(EXERCISE DESCRIPTION): In the entries that follow, how many lines contain the word "Converter"? Answer with the number only.

(GIVEN INFORMATION):
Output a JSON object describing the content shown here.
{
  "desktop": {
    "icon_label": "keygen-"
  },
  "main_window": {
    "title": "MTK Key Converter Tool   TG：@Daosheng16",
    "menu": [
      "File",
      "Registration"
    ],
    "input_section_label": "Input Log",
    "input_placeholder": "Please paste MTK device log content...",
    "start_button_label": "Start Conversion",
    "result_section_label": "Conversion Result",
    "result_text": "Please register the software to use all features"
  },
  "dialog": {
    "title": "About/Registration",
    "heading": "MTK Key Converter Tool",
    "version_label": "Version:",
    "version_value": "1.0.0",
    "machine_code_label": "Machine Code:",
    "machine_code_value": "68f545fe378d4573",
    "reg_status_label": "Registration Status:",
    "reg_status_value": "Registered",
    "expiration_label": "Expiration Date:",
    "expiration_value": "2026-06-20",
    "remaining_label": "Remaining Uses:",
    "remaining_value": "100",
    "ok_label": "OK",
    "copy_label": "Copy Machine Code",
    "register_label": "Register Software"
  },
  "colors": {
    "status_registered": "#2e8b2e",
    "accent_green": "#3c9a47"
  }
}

(RESULT OF THIS EXERCISE): 2